> **Input for this task**:
## start
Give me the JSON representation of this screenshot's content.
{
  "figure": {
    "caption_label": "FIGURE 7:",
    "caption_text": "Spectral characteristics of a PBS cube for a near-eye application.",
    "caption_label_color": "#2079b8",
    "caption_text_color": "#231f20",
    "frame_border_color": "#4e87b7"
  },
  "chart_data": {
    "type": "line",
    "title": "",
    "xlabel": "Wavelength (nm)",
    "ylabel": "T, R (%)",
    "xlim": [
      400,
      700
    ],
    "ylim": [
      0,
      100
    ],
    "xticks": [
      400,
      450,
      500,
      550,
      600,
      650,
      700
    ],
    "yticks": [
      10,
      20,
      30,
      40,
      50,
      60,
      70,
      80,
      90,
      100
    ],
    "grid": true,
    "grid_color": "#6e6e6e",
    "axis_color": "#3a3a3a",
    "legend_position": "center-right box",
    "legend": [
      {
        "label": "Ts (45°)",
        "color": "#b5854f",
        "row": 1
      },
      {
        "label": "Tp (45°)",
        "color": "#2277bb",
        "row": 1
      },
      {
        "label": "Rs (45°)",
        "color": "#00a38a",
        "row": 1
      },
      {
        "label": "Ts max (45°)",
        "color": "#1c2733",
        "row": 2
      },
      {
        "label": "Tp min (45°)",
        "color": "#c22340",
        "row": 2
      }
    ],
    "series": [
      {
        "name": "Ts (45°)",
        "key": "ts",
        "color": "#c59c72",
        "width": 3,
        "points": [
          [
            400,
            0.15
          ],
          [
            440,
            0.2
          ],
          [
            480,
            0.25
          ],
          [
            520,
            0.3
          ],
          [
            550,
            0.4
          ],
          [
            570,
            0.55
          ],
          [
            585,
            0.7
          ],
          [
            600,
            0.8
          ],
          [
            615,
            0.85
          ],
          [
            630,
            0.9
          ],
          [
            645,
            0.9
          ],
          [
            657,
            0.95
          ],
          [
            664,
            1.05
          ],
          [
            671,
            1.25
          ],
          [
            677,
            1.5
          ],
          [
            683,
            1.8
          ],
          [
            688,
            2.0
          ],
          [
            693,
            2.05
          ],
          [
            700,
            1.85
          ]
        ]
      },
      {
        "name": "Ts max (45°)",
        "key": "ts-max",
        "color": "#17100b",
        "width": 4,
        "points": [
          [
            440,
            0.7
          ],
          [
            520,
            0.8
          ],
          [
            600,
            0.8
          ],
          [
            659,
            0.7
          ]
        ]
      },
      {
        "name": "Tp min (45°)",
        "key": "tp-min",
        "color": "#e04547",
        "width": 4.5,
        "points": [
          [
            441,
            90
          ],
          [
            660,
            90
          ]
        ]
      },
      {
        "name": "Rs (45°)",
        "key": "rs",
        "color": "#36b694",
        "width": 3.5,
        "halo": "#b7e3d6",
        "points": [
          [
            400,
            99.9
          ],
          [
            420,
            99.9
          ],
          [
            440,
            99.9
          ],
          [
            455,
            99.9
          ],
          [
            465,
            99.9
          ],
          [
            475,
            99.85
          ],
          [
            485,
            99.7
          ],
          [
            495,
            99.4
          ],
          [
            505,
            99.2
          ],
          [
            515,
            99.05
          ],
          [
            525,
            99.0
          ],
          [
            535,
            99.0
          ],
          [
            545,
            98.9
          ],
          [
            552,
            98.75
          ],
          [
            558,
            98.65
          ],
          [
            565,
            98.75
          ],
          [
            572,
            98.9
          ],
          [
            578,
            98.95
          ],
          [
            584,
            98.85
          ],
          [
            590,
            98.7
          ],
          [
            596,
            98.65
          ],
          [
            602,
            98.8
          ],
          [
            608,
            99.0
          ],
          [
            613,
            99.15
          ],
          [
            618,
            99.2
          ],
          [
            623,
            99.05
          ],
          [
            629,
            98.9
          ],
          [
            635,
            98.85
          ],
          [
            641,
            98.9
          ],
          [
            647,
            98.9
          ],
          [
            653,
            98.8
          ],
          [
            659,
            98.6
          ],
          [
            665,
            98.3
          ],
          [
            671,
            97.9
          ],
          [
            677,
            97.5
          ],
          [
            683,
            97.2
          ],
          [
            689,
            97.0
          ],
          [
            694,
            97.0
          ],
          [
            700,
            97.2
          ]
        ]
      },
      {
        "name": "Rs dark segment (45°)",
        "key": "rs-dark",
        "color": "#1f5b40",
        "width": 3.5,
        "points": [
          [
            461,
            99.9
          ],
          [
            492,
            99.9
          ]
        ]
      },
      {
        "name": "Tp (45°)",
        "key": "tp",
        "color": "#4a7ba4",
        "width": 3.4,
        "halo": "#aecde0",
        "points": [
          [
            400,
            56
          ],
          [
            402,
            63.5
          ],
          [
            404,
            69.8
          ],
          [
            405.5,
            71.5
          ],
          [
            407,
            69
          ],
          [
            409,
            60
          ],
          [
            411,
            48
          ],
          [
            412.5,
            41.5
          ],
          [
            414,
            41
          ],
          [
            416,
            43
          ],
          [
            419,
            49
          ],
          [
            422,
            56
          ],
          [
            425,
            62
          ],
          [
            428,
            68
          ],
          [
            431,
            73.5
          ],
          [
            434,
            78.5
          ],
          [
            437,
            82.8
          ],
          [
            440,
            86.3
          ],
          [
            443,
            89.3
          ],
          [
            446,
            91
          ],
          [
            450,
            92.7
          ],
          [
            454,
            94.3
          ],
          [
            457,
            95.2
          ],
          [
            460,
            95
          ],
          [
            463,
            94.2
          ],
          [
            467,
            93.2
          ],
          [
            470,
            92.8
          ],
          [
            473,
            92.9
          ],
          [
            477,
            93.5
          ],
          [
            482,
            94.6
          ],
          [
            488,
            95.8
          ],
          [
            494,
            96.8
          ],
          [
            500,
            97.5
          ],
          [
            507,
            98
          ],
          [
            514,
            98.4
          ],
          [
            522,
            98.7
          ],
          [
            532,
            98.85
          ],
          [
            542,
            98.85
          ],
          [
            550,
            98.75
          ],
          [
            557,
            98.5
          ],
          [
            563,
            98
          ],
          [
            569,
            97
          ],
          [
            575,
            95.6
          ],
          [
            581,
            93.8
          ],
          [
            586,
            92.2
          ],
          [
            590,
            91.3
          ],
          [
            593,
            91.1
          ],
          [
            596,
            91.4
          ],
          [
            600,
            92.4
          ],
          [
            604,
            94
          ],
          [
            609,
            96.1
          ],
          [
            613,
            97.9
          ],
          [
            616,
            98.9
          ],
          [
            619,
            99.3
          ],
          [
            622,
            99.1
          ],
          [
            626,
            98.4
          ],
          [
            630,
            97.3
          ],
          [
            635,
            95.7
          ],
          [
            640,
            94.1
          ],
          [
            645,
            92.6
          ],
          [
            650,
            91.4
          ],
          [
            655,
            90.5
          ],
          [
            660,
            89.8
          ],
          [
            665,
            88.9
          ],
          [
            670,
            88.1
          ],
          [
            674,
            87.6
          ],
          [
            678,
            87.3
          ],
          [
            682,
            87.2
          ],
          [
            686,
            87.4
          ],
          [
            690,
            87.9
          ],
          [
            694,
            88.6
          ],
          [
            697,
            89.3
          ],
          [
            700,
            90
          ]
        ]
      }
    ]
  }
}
## end
> **Stated exercise**: Set down the entries verbatim, leaving none out.

> **Completed exercise**:
Give me the JSON representation of this screenshot's content.
{
  "figure": {
    "caption_label": "FIGURE 7:",
    "caption_text": "Spectral characteristics of a PBS cube for a near-eye application.",
    "caption_label_color": "#2079b8",
    "caption_text_color": "#231f20",
    "frame_border_color": "#4e87b7"
  },
  "chart_data": {
    "type": "line",
    "title": "",
    "xlabel": "Wavelength (nm)",
    "ylabel": "T, R (%)",
    "xlim": [
      400,
      700
    ],
    "ylim": [
      0,
      100
    ],
    "xticks": [
      400,
      450,
      500,
      550,
      600,
      650,
      700
    ],
    "yticks": [
      10,
      20,
      30,
      40,
      50,
      60,
      70,
      80,
      90,
      100
    ],
    "grid": true,
    "grid_color": "#6e6e6e",
    "axis_color": "#3a3a3a",
    "legend_position": "center-right box",
    "legend": [
      {
        "label": "Ts (45°)",
        "color": "#b5854f",
        "row": 1
      },
      {
        "label": "Tp (45°)",
        "color": "#2277bb",
        "row": 1
      },
      {
        "label": "Rs (45°)",
        "color": "#00a38a",
        "row": 1
      },
      {
        "label": "Ts max (45°)",
        "color": "#1c2733",
        "row": 2
      },
      {
        "label": "Tp min (45°)",
        "color": "#c22340",
        "row": 2
      }
    ],
    "series": [
      {
        "name": "Ts (45°)",
        "key": "ts",
        "color": "#c59c72",
        "width": 3,
        "points": [
          [
            400,
            0.15
          ],
          [
            440,
            0.2
          ],
          [
            480,
            0.25
          ],
          [
            520,
            0.3
          ],
          [
            550,
            0.4
          ],
          [
            570,
            0.55
          ],
          [
            585,
            0.7
          ],
          [
            600,
            0.8
          ],
          [
            615,
            0.85
          ],
          [
            630,
            0.9
          ],
          [
            645,
            0.9
          ],
          [
            657,
            0.95
          ],
          [
            664,
            1.05
          ],
          [
            671,
            1.25
          ],
          [
            677,
            1.5
          ],
          [
            683,
            1.8
          ],
          [
            688,
            2.0
          ],
          [
            693,
            2.05
          ],
          [
            700,
            1.85
          ]
        ]
      },
      {
        "name": "Ts max (45°)",
        "key": "ts-max",
        "color": "#17100b",
        "width": 4,
        "points": [
          [
            440,
            0.7
          ],
          [
            520,
            0.8
          ],
          [
            600,
            0.8
          ],
          [
            659,
            0.7
          ]
        ]
      },
      {
        "name": "Tp min (45°)",
        "key": "tp-min",
        "color": "#e04547",
        "width": 4.5,
        "points": [
          [
            441,
            90
          ],
          [
            660,
            90
          ]
        ]
      },
      {
        "name": "Rs (45°)",
        "key": "rs",
        "color": "#36b694",
        "width": 3.5,
        "halo": "#b7e3d6",
        "points": [
          [
            400,
            99.9
          ],
          [
            420,
            99.9
          ],
          [
            440,
            99.9
          ],
          [
            455,
            99.9
          ],
          [
            465,
            99.9
          ],
          [
            475,
            99.85
          ],
          [
            485,
            99.7
          ],
          [
            495,
            99.4
          ],
          [
            505,
            99.2
          ],
          [
            515,
            99.05
          ],
          [
            525,
            99.0
          ],
          [
            535,
            99.0
          ],
          [
            545,
            98.9
          ],
          [
            552,
            98.75
          ],
          [
            558,
            98.65
          ],
          [
            565,
            98.75
          ],
          [
            572,
            98.9
          ],
          [
            578,
            98.95
          ],
          [
            584,
            98.85
          ],
          [
            590,
            98.7
          ],
          [
            596,
            98.65
          ],
          [
            602,
            98.8
          ],
          [
            608,
            99.0
          ],
          [
            613,
            99.15
          ],
          [
            618,
            99.2
          ],
          [
            623,
            99.05
          ],
          [
            629,
            98.9
          ],
          [
            635,
            98.85
          ],
          [
            641,
            98.9
          ],
          [
            647,
            98.9
          ],
          [
            653,
            98.8
          ],
          [
            659,
            98.6
          ],
          [
            665,
            98.3
          ],
          [
            671,
            97.9
          ],
          [
            677,
            97.5
          ],
          [
            683,
            97.2
          ],
          [
            689,
            97.0
          ],
          [
            694,
            97.0
          ],
          [
            700,
            97.2
          ]
        ]
      },
      {
        "name": "Rs dark segment (45°)",
        "key": "rs-dark",
        "color": "#1f5b40",
        "width": 3.5,
        "points": [
          [
            461,
            99.9
          ],
          [
            492,
            99.9
          ]
        ]
      },
      {
        "name": "Tp (45°)",
        "key": "tp",
        "color": "#4a7ba4",
        "width": 3.4,
        "halo": "#aecde0",
        "points": [
          [
            400,
            56
          ],
          [
            402,
            63.5
          ],
          [
            404,
            69.8
          ],
          [
            405.5,
            71.5
          ],
          [
            407,
            69
          ],
          [
            409,
            60
          ],
          [
            411,
            48
          ],
          [
            412.5,
            41.5
          ],
          [
            414,
            41
          ],
          [
            416,
            43
          ],
          [
            419,
            49
          ],
          [
            422,
            56
          ],
          [
            425,
            62
          ],
          [
            428,
            68
          ],
          [
            431,
            73.5
          ],
          [
            434,
            78.5
          ],
          [
            437,
            82.8
          ],
          [
            440,
            86.3
          ],
          [
            443,
            89.3
          ],
          [
            446,
            91
          ],
          [
            450,
            92.7
          ],
          [
            454,
            94.3
          ],
          [
            457,
            95.2
          ],
          [
            460,
            95
          ],
          [
            463,
            94.2
          ],
          [
            467,
            93.2
          ],
          [
            470,
            92.8
          ],
          [
            473,
            92.9
          ],
          [
            477,
            93.5
          ],
          [
            482,
            94.6
          ],
          [
            488,
            95.8
          ],
          [
            494,
            96.8
          ],
          [
            500,
            97.5
          ],
          [
            507,
            98
          ],
          [
            514,
            98.4
          ],
          [
            522,
            98.7
          ],
          [
            532,
            98.85
          ],
          [
            542,
            98.85
          ],
          [
            550,
            98.75
          ],
          [
            557,
            98.5
          ],
          [
            563,
            98
          ],
          [
            569,
            97
          ],
          [
            575,
            95.6
          ],
          [
            581,
            93.8
          ],
          [
            586,
            92.2
          ],
          [
            590,
            91.3
          ],
          [
            593,
            91.1
          ],
          [
            596,
            91.4
          ],
          [
            600,
            92.4
          ],
          [
            604,
            94
          ],
          [
            609,
            96.1
          ],
          [
            613,
            97.9
          ],
          [
            616,
            98.9
          ],
          [
            619,
            99.3
          ],
          [
            622,
            99.1
          ],
          [
            626,
            98.4
          ],
          [
            630,
            97.3
          ],
          [
            635,
            95.7
          ],
          [
            640,
            94.1
          ],
          [
            645,
            92.6
          ],
          [
            650,
            91.4
          ],
          [
            655,
            90.5
          ],
          [
            660,
            89.8
          ],
          [
            665,
            88.9
          ],
          [
            670,
            88.1
          ],
          [
            674,
            87.6
          ],
          [
            678,
            87.3
          ],
          [
            682,
            87.2
          ],
          [
            686,
            87.4
          ],
          [
            690,
            87.9
          ],
          [
            694,
            88.6
          ],
          [
            697,
            89.3
          ],
          [
            700,
            90
          ]
        ]
      }
    ]
  }
}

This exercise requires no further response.